Work to be completed: Set the following entries down again exactly, line by line.

======== Raw data ========

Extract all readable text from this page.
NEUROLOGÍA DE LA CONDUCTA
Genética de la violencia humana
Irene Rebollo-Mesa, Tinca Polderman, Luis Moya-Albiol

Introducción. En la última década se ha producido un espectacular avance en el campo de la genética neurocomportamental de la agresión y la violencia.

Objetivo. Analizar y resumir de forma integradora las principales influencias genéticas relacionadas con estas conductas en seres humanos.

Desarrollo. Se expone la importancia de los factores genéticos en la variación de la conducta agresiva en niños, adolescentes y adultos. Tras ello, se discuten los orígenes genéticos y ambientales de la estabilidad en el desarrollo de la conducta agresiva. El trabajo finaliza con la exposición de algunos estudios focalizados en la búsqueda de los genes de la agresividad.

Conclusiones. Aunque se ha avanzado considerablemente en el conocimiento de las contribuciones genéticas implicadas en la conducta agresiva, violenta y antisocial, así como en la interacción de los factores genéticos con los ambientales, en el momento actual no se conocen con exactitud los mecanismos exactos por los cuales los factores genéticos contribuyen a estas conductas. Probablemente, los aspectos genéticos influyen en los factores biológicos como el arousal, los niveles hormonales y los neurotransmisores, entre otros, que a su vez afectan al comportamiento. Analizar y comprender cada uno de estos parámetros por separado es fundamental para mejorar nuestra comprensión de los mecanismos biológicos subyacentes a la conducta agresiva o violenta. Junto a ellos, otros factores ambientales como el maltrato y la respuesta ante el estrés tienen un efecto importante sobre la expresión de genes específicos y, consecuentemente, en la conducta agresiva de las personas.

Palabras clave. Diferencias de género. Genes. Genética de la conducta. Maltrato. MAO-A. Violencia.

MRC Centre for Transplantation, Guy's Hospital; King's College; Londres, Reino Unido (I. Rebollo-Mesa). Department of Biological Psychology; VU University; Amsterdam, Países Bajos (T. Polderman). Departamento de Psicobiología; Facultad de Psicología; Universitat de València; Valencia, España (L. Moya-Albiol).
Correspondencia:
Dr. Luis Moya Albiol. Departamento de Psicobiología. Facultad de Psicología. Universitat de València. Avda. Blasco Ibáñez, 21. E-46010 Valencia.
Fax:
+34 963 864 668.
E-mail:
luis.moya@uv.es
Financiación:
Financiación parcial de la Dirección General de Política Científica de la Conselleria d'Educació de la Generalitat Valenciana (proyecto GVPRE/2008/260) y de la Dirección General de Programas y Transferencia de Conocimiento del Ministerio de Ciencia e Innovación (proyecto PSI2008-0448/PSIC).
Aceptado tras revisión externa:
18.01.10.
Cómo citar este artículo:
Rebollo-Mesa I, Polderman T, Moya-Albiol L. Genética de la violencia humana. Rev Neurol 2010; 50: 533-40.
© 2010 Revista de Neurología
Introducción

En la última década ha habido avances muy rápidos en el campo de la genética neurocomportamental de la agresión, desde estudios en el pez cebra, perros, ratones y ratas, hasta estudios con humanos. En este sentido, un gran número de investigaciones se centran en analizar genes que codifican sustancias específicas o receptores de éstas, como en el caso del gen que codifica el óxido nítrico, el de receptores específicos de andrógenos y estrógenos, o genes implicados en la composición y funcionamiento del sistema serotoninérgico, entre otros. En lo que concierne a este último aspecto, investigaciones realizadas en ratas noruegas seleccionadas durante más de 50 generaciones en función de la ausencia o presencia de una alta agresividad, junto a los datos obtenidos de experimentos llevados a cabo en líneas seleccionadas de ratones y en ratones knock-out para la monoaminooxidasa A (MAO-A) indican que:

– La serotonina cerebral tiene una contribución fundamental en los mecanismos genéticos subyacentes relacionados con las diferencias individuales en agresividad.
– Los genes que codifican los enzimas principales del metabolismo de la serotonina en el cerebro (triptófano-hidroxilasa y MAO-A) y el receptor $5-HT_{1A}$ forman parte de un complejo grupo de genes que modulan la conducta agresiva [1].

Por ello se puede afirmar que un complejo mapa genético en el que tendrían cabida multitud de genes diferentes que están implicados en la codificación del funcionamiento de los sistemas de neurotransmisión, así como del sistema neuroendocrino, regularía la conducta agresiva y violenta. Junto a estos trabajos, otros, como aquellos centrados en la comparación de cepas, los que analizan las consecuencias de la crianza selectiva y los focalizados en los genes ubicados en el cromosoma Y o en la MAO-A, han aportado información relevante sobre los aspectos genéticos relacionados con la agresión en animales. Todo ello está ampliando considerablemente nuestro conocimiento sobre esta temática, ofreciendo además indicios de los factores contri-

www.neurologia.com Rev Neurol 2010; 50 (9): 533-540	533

========

Expected answer:
Extract all readable text from this page.
NEUROLOGÍA DE LA CONDUCTA
Genética de la violencia humana
Irene Rebollo-Mesa, Tinca Polderman, Luis Moya-Albiol

Introducción. En la última década se ha producido un espectacular avance en el campo de la genética neurocomportamental de la agresión y la violencia.

Objetivo. Analizar y resumir de forma integradora las principales influencias genéticas relacionadas con estas conductas en seres humanos.

Desarrollo. Se expone la importancia de los factores genéticos en la variación de la conducta agresiva en niños, adolescentes y adultos. Tras ello, se discuten los orígenes genéticos y ambientales de la estabilidad en el desarrollo de la conducta agresiva. El trabajo finaliza con la exposición de algunos estudios focalizados en la búsqueda de los genes de la agresividad.

Conclusiones. Aunque se ha avanzado considerablemente en el conocimiento de las contribuciones genéticas implicadas en la conducta agresiva, violenta y antisocial, así como en la interacción de los factores genéticos con los ambientales, en el momento actual no se conocen con exactitud los mecanismos exactos por los cuales los factores genéticos contribuyen a estas conductas. Probablemente, los aspectos genéticos influyen en los factores biológicos como el arousal, los niveles hormonales y los neurotransmisores, entre otros, que a su vez afectan al comportamiento. Analizar y comprender cada uno de estos parámetros por separado es fundamental para mejorar nuestra comprensión de los mecanismos biológicos subyacentes a la conducta agresiva o violenta. Junto a ellos, otros factores ambientales como el maltrato y la respuesta ante el estrés tienen un efecto importante sobre la expresión de genes específicos y, consecuentemente, en la conducta agresiva de las personas.

Palabras clave. Diferencias de género. Genes. Genética de la conducta. Maltrato. MAO-A. Violencia.

MRC Centre for Transplantation, Guy's Hospital; King's College; Londres, Reino Unido (I. Rebollo-Mesa). Department of Biological Psychology; VU University; Amsterdam, Países Bajos (T. Polderman). Departamento de Psicobiología; Facultad de Psicología; Universitat de València; Valencia, España (L. Moya-Albiol).
Correspondencia:
Dr. Luis Moya Albiol. Departamento de Psicobiología. Facultad de Psicología. Universitat de València. Avda. Blasco Ibáñez, 21. E-46010 Valencia.
Fax:
+34 963 864 668.
E-mail:
luis.moya@uv.es
Financiación:
Financiación parcial de la Dirección General de Política Científica de la Conselleria d'Educació de la Generalitat Valenciana (proyecto GVPRE/2008/260) y de la Dirección General de Programas y Transferencia de Conocimiento del Ministerio de Ciencia e Innovación (proyecto PSI2008-0448/PSIC).
Aceptado tras revisión externa:
18.01.10.
Cómo citar este artículo:
Rebollo-Mesa I, Polderman T, Moya-Albiol L. Genética de la violencia humana. Rev Neurol 2010; 50: 533-40.
© 2010 Revista de Neurología
Introducción

En la última década ha habido avances muy rápidos en el campo de la genética neurocomportamental de la agresión, desde estudios en el pez cebra, perros, ratones y ratas, hasta estudios con humanos. En este sentido, un gran número de investigaciones se centran en analizar genes que codifican sustancias específicas o receptores de éstas, como en el caso del gen que codifica el óxido nítrico, el de receptores específicos de andrógenos y estrógenos, o genes implicados en la composición y funcionamiento del sistema serotoninérgico, entre otros. En lo que concierne a este último aspecto, investigaciones realizadas en ratas noruegas seleccionadas durante más de 50 generaciones en función de la ausencia o presencia de una alta agresividad, junto a los datos obtenidos de experimentos llevados a cabo en líneas seleccionadas de ratones y en ratones knock-out para la monoaminooxidasa A (MAO-A) indican que:

– La serotonina cerebral tiene una contribución fundamental en los mecanismos genéticos subyacentes relacionados con las diferencias individuales en agresividad.
– Los genes que codifican los enzimas principales del metabolismo de la serotonina en el cerebro (triptófano-hidroxilasa y MAO-A) y el receptor $5-HT_{1A}$ forman parte de un complejo grupo de genes que modulan la conducta agresiva [1].

Por ello se puede afirmar que un complejo mapa genético en el que tendrían cabida multitud de genes diferentes que están implicados en la codificación del funcionamiento de los sistemas de neurotransmisión, así como del sistema neuroendocrino, regularía la conducta agresiva y violenta. Junto a estos trabajos, otros, como aquellos centrados en la comparación de cepas, los que analizan las consecuencias de la crianza selectiva y los focalizados en los genes ubicados en el cromosoma Y o en la MAO-A, han aportado información relevante sobre los aspectos genéticos relacionados con la agresión en animales. Todo ello está ampliando considerablemente nuestro conocimiento sobre esta temática, ofreciendo además indicios de los factores contri-

www.neurologia.com Rev Neurol 2010; 50 (9): 533-540	533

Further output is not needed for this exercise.